• [Record set]
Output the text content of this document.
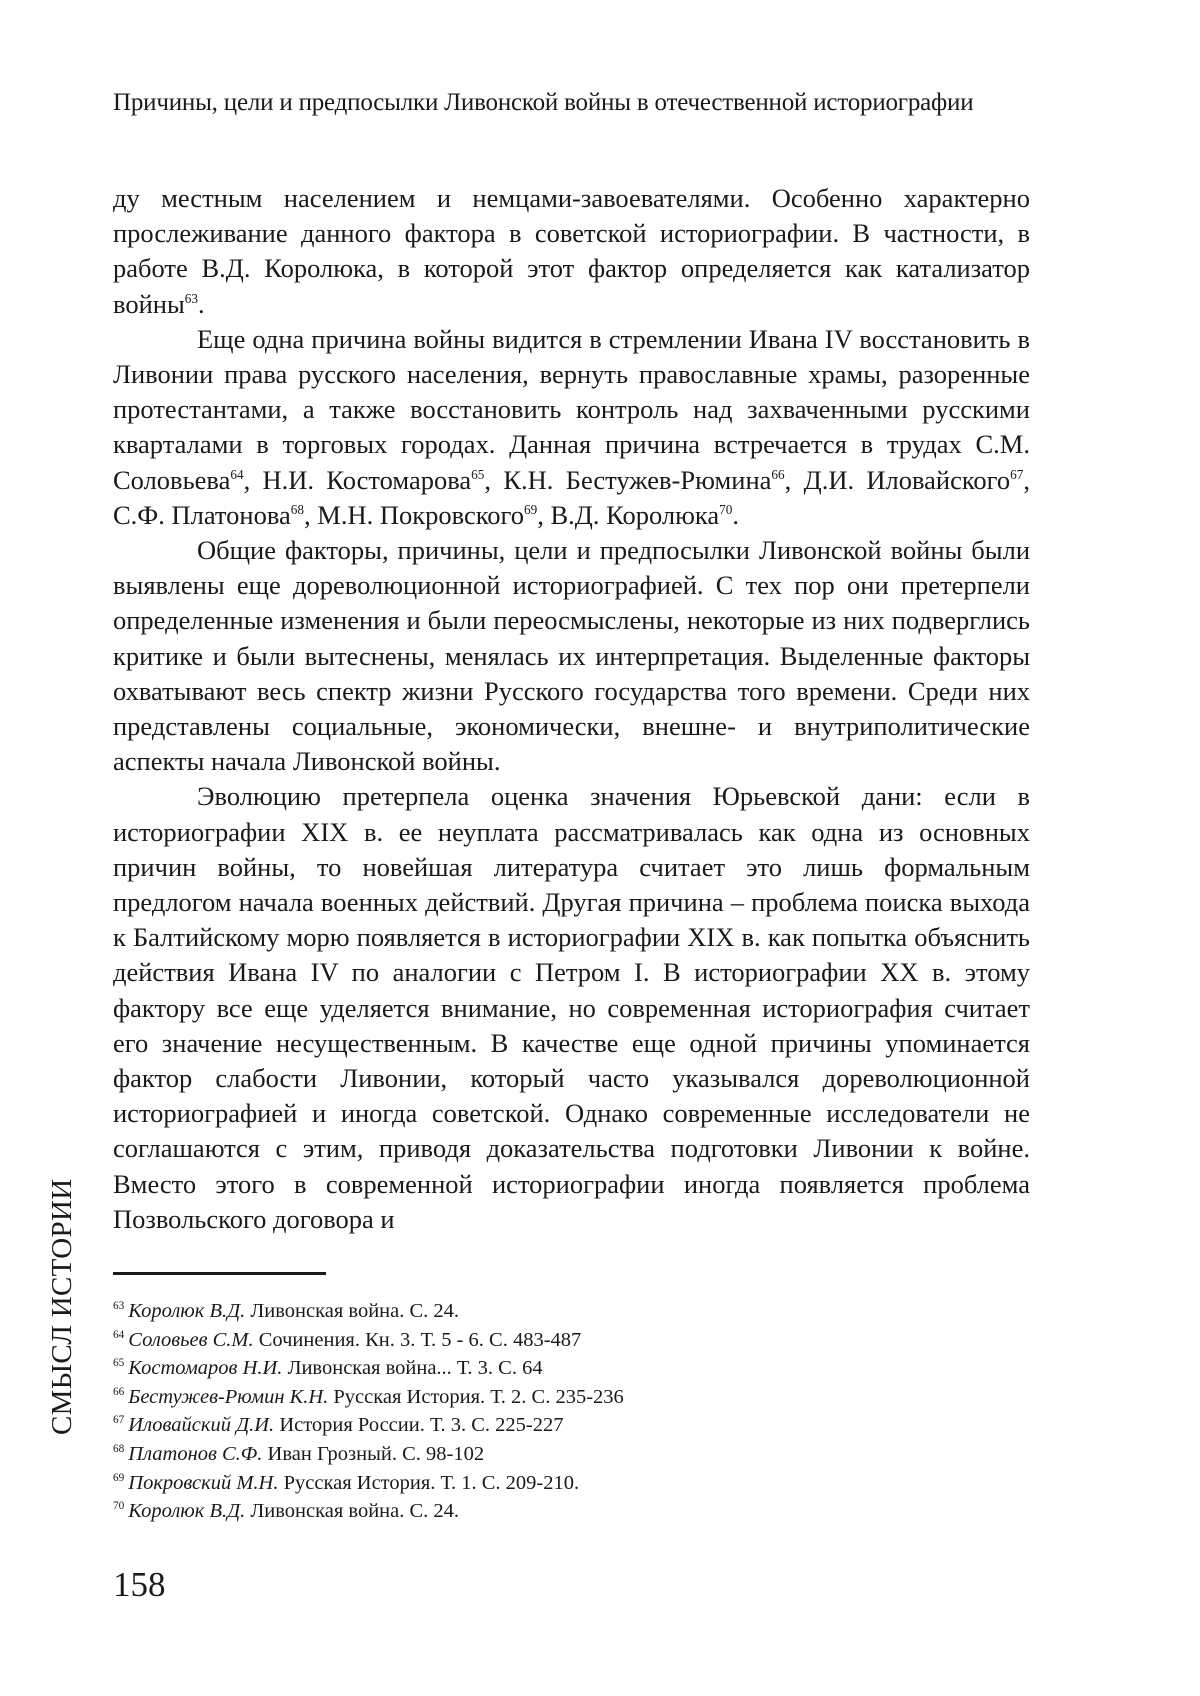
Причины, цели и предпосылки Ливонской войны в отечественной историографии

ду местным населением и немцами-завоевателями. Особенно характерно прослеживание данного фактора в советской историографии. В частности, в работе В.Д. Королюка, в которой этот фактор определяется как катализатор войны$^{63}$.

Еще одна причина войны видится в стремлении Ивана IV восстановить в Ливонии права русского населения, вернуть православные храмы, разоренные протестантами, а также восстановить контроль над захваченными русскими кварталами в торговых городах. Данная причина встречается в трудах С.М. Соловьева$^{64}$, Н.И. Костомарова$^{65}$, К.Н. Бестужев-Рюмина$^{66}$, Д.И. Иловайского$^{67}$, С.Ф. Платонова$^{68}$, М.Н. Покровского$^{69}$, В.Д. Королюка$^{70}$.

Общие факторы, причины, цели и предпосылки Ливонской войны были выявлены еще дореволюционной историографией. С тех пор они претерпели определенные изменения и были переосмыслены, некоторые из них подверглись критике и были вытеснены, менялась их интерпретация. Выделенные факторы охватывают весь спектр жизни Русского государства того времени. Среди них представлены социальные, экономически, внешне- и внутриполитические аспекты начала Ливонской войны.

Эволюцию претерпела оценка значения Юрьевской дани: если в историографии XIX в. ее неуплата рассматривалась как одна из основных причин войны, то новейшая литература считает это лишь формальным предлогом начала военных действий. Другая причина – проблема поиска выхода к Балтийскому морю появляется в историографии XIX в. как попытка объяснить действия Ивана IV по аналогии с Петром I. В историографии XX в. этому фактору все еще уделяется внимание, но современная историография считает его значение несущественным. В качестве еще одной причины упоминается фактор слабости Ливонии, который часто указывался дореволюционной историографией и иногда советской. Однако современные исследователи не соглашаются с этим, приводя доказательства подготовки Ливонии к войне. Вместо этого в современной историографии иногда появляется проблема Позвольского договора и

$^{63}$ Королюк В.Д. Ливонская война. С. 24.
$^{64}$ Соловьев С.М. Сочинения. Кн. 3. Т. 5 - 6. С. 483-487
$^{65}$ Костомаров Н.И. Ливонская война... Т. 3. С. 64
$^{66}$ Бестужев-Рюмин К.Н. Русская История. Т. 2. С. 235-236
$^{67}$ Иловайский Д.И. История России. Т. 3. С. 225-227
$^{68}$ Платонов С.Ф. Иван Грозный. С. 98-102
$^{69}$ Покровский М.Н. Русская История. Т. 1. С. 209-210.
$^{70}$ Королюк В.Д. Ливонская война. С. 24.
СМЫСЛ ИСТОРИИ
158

--

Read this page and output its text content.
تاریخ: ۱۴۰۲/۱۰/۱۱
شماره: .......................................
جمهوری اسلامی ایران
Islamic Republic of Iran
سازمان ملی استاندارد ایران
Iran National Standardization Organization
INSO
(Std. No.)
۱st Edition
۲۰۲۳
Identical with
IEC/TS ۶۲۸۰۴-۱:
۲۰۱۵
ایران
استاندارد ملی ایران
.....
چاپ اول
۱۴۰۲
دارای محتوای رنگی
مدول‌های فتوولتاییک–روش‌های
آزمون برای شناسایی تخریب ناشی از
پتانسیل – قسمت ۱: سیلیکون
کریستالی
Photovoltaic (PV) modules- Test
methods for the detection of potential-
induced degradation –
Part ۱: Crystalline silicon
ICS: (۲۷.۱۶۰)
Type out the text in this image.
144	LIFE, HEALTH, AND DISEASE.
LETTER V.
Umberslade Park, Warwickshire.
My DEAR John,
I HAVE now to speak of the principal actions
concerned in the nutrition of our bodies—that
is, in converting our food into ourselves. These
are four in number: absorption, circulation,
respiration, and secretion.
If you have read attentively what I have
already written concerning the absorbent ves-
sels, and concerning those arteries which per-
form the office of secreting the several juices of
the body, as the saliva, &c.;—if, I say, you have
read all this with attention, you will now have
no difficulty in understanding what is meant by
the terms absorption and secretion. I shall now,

• [Your objective]
Copy out all lines where the word "استاندارد" appears.

• [Full solution]
سازمان ملی استاندارد ایران
استاندارد ملی ایران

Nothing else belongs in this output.